▶ Task directions: Search the records for "label". Copy every line where it appears.

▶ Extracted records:
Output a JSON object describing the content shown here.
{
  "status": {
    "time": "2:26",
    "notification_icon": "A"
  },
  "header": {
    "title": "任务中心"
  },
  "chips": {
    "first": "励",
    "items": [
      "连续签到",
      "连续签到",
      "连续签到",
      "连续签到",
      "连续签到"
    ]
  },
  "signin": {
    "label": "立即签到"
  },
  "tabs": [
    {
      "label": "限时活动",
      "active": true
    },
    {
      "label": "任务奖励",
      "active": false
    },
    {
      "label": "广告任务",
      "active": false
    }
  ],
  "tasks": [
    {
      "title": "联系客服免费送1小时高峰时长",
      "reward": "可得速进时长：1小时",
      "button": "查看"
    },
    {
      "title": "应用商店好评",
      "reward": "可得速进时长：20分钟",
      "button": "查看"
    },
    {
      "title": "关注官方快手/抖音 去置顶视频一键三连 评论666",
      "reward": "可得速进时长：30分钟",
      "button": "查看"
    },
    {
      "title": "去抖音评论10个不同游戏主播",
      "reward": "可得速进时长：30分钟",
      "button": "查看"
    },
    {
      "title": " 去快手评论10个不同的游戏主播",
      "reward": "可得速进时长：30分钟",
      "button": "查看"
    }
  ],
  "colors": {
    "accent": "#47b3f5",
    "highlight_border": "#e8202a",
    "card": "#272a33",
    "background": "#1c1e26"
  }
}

▶ Response to this exercise:
    "label": "立即签到"
      "label": "限时活动",
      "label": "任务奖励",
      "label": "广告任务",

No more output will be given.